* _WRITTEN PROBLEM_
Pick out all lines in the listing holding the string "content" and copy them.

* _LISTED RECORDS_

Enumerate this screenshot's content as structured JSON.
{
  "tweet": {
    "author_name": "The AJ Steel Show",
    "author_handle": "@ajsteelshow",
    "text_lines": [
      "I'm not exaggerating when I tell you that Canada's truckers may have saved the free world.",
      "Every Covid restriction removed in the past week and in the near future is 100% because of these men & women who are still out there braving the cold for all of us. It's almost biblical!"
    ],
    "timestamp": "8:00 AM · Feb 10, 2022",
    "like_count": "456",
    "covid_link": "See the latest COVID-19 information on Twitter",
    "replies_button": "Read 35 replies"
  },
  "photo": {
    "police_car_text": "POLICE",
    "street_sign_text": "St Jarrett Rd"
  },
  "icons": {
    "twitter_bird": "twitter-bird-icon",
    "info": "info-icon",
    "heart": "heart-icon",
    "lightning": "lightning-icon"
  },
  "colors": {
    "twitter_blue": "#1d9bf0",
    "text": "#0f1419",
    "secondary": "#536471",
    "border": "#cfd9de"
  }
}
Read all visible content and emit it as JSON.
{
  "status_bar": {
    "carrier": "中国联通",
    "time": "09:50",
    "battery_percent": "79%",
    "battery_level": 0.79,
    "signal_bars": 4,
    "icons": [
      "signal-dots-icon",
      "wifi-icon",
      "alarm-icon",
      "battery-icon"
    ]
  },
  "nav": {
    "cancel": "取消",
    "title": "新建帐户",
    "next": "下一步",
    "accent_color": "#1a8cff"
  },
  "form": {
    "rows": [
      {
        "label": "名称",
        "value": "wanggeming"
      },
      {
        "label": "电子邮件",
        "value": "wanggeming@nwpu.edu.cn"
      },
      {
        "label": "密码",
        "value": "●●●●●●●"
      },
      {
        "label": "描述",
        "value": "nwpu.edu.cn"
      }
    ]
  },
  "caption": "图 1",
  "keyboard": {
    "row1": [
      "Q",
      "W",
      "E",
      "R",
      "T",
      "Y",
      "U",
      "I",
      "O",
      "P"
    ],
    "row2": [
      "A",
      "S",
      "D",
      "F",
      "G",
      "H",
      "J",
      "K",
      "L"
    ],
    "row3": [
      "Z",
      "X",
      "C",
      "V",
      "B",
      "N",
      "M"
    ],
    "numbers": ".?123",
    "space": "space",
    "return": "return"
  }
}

* _OUTPUT OF THE TASK_
Enumerate this screenshot's content as structured JSON.
Read all visible content and emit it as JSON.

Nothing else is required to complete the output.